Material supplied ::
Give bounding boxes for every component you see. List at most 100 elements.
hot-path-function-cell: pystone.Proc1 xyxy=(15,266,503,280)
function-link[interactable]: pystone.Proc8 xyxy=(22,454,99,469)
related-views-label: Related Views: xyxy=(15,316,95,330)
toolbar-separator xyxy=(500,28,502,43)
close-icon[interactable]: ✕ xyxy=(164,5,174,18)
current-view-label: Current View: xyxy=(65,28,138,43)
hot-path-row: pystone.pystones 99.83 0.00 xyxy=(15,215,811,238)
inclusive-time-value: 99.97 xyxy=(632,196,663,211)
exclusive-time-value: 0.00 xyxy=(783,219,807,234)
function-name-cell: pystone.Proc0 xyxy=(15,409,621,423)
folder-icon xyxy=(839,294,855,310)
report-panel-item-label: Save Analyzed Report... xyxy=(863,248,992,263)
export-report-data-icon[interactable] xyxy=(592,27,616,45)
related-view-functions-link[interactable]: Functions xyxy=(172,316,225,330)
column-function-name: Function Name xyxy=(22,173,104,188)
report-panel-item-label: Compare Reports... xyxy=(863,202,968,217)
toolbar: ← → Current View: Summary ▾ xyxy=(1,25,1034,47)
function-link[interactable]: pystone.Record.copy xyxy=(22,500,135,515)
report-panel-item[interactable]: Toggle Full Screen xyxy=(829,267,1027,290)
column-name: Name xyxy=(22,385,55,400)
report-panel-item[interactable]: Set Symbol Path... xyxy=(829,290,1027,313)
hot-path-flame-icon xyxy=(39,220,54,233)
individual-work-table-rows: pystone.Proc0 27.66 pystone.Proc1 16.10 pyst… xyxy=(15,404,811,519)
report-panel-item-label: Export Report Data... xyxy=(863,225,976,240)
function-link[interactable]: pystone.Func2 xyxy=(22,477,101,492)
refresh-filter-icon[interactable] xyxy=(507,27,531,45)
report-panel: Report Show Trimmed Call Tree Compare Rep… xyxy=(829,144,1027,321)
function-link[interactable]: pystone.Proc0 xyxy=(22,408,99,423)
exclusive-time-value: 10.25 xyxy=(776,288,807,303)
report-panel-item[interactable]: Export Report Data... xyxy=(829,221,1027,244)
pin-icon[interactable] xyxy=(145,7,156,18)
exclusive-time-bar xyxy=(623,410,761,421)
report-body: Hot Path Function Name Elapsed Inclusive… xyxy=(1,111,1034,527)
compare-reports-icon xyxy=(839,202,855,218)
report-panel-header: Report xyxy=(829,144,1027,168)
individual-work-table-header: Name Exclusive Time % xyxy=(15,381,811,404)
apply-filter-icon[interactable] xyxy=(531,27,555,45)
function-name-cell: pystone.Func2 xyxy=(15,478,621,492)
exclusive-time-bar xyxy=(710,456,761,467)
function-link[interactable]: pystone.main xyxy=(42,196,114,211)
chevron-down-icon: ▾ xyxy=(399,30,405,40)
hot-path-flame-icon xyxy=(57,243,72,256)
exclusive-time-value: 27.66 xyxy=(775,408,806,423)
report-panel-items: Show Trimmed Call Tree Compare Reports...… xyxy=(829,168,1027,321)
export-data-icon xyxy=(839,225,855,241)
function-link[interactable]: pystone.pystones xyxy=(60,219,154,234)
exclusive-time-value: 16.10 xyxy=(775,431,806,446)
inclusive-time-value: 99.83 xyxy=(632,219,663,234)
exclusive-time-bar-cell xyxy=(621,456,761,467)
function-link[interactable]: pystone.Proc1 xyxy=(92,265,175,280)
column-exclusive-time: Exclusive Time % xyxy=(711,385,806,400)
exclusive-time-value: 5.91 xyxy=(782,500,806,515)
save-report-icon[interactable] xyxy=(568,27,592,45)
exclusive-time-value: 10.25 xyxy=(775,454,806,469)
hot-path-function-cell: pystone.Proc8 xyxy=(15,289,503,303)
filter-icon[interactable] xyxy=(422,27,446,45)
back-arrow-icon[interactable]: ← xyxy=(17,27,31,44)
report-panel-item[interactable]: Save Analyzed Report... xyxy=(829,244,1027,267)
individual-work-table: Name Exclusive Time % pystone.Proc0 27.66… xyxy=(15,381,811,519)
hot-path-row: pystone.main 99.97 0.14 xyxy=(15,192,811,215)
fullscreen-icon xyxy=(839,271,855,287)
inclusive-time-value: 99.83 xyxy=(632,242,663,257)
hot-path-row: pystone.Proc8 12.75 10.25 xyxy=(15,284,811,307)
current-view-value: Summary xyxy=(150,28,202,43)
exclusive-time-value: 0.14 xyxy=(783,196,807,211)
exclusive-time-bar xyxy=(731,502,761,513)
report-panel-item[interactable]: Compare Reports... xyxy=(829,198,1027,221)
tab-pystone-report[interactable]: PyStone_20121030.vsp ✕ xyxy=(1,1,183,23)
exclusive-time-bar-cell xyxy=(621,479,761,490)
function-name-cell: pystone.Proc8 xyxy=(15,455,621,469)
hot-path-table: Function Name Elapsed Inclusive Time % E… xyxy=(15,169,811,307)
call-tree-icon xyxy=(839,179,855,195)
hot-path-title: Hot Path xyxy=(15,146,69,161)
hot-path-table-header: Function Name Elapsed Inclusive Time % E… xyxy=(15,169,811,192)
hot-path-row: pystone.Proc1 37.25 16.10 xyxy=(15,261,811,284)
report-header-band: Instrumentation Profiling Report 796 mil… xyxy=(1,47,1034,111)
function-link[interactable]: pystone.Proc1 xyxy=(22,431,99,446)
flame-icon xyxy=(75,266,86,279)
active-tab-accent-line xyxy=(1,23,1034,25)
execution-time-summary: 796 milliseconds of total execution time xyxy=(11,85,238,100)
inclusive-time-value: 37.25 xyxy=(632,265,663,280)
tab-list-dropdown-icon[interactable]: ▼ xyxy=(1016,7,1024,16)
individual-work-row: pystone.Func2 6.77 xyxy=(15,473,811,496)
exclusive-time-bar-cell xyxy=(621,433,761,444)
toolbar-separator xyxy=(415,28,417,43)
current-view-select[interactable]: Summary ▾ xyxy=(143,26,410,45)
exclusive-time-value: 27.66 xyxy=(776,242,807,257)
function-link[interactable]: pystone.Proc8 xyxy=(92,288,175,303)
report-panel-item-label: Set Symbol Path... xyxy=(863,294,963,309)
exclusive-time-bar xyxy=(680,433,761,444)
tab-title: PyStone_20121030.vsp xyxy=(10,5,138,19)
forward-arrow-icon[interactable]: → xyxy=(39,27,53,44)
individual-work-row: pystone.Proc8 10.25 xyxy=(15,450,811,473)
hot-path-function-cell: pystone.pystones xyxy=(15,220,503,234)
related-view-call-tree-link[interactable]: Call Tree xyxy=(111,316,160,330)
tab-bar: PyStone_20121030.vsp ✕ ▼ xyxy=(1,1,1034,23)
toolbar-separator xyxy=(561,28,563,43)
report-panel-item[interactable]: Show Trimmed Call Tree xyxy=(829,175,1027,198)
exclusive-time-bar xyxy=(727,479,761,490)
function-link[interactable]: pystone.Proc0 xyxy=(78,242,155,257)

To be done :: Reproduce all of the entries above word for word, keeping every character and coordinate unchanged.

Exercise result ::
Give bounding boxes for every component you see. List at most 100 elements.
hot-path-function-cell: pystone.Proc1 xyxy=(15,266,503,280)
function-link[interactable]: pystone.Proc8 xyxy=(22,454,99,469)
related-views-label: Related Views: xyxy=(15,316,95,330)
toolbar-separator xyxy=(500,28,502,43)
close-icon[interactable]: ✕ xyxy=(164,5,174,18)
current-view-label: Current View: xyxy=(65,28,138,43)
hot-path-row: pystone.pystones 99.83 0.00 xyxy=(15,215,811,238)
inclusive-time-value: 99.97 xyxy=(632,196,663,211)
exclusive-time-value: 0.00 xyxy=(783,219,807,234)
function-name-cell: pystone.Proc0 xyxy=(15,409,621,423)
folder-icon xyxy=(839,294,855,310)
report-panel-item-label: Save Analyzed Report... xyxy=(863,248,992,263)
export-report-data-icon[interactable] xyxy=(592,27,616,45)
related-view-functions-link[interactable]: Functions xyxy=(172,316,225,330)
column-function-name: Function Name xyxy=(22,173,104,188)
report-panel-item-label: Compare Reports... xyxy=(863,202,968,217)
toolbar: ← → Current View: Summary ▾ xyxy=(1,25,1034,47)
function-link[interactable]: pystone.Record.copy xyxy=(22,500,135,515)
report-panel-item[interactable]: Toggle Full Screen xyxy=(829,267,1027,290)
column-name: Name xyxy=(22,385,55,400)
report-panel-item[interactable]: Set Symbol Path... xyxy=(829,290,1027,313)
hot-path-flame-icon xyxy=(39,220,54,233)
individual-work-table-rows: pystone.Proc0 27.66 pystone.Proc1 16.10 pyst… xyxy=(15,404,811,519)
report-panel-item-label: Export Report Data... xyxy=(863,225,976,240)
function-link[interactable]: pystone.Func2 xyxy=(22,477,101,492)
refresh-filter-icon[interactable] xyxy=(507,27,531,45)
report-panel: Report Show Trimmed Call Tree Compare Rep… xyxy=(829,144,1027,321)
function-link[interactable]: pystone.Proc0 xyxy=(22,408,99,423)
exclusive-time-value: 10.25 xyxy=(776,288,807,303)
report-panel-item[interactable]: Export Report Data... xyxy=(829,221,1027,244)
pin-icon[interactable] xyxy=(145,7,156,18)
exclusive-time-bar xyxy=(623,410,761,421)
report-body: Hot Path Function Name Elapsed Inclusive… xyxy=(1,111,1034,527)
compare-reports-icon xyxy=(839,202,855,218)
report-panel-header: Report xyxy=(829,144,1027,168)
individual-work-table-header: Name Exclusive Time % xyxy=(15,381,811,404)
apply-filter-icon[interactable] xyxy=(531,27,555,45)
function-name-cell: pystone.Func2 xyxy=(15,478,621,492)
exclusive-time-bar xyxy=(710,456,761,467)
function-link[interactable]: pystone.main xyxy=(42,196,114,211)
chevron-down-icon: ▾ xyxy=(399,30,405,40)
hot-path-flame-icon xyxy=(57,243,72,256)
exclusive-time-value: 27.66 xyxy=(775,408,806,423)
report-panel-items: Show Trimmed Call Tree Compare Reports...… xyxy=(829,168,1027,321)
export-data-icon xyxy=(839,225,855,241)
function-link[interactable]: pystone.pystones xyxy=(60,219,154,234)
exclusive-time-value: 16.10 xyxy=(775,431,806,446)
inclusive-time-value: 99.83 xyxy=(632,219,663,234)
exclusive-time-bar-cell xyxy=(621,456,761,467)
function-link[interactable]: pystone.Proc1 xyxy=(92,265,175,280)
column-exclusive-time: Exclusive Time % xyxy=(711,385,806,400)
exclusive-time-value: 5.91 xyxy=(782,500,806,515)
save-report-icon[interactable] xyxy=(568,27,592,45)
exclusive-time-value: 10.25 xyxy=(775,454,806,469)
hot-path-function-cell: pystone.Proc8 xyxy=(15,289,503,303)
filter-icon[interactable] xyxy=(422,27,446,45)
back-arrow-icon[interactable]: ← xyxy=(17,27,31,44)
report-panel-item[interactable]: Save Analyzed Report... xyxy=(829,244,1027,267)
individual-work-table: Name Exclusive Time % pystone.Proc0 27.66… xyxy=(15,381,811,519)
hot-path-row: pystone.main 99.97 0.14 xyxy=(15,192,811,215)
fullscreen-icon xyxy=(839,271,855,287)
inclusive-time-value: 99.83 xyxy=(632,242,663,257)
hot-path-row: pystone.Proc8 12.75 10.25 xyxy=(15,284,811,307)
current-view-value: Summary xyxy=(150,28,202,43)
exclusive-time-value: 0.14 xyxy=(783,196,807,211)
exclusive-time-bar xyxy=(731,502,761,513)
report-panel-item[interactable]: Compare Reports... xyxy=(829,198,1027,221)
tab-pystone-report[interactable]: PyStone_20121030.vsp ✕ xyxy=(1,1,183,23)
exclusive-time-bar-cell xyxy=(621,479,761,490)
function-name-cell: pystone.Proc8 xyxy=(15,455,621,469)
hot-path-table: Function Name Elapsed Inclusive Time % E… xyxy=(15,169,811,307)
call-tree-icon xyxy=(839,179,855,195)
hot-path-title: Hot Path xyxy=(15,146,69,161)
hot-path-table-header: Function Name Elapsed Inclusive Time % E… xyxy=(15,169,811,192)
hot-path-row: pystone.Proc1 37.25 16.10 xyxy=(15,261,811,284)
report-header-band: Instrumentation Profiling Report 796 mil… xyxy=(1,47,1034,111)
function-link[interactable]: pystone.Proc1 xyxy=(22,431,99,446)
flame-icon xyxy=(75,266,86,279)
active-tab-accent-line xyxy=(1,23,1034,25)
execution-time-summary: 796 milliseconds of total execution time xyxy=(11,85,238,100)
inclusive-time-value: 37.25 xyxy=(632,265,663,280)
tab-list-dropdown-icon[interactable]: ▼ xyxy=(1016,7,1024,16)
individual-work-row: pystone.Func2 6.77 xyxy=(15,473,811,496)
exclusive-time-bar-cell xyxy=(621,433,761,444)
toolbar-separator xyxy=(415,28,417,43)
current-view-select[interactable]: Summary ▾ xyxy=(143,26,410,45)
exclusive-time-value: 27.66 xyxy=(776,242,807,257)
function-link[interactable]: pystone.Proc8 xyxy=(92,288,175,303)
report-panel-item-label: Set Symbol Path... xyxy=(863,294,963,309)
exclusive-time-bar xyxy=(680,433,761,444)
tab-title: PyStone_20121030.vsp xyxy=(10,5,138,19)
forward-arrow-icon[interactable]: → xyxy=(39,27,53,44)
individual-work-row: pystone.Proc8 10.25 xyxy=(15,450,811,473)
hot-path-function-cell: pystone.pystones xyxy=(15,220,503,234)
related-view-call-tree-link[interactable]: Call Tree xyxy=(111,316,160,330)
tab-bar: PyStone_20121030.vsp ✕ ▼ xyxy=(1,1,1034,23)
toolbar-separator xyxy=(561,28,563,43)
report-panel-item[interactable]: Show Trimmed Call Tree xyxy=(829,175,1027,198)
exclusive-time-bar xyxy=(727,479,761,490)
function-link[interactable]: pystone.Proc0 xyxy=(78,242,155,257)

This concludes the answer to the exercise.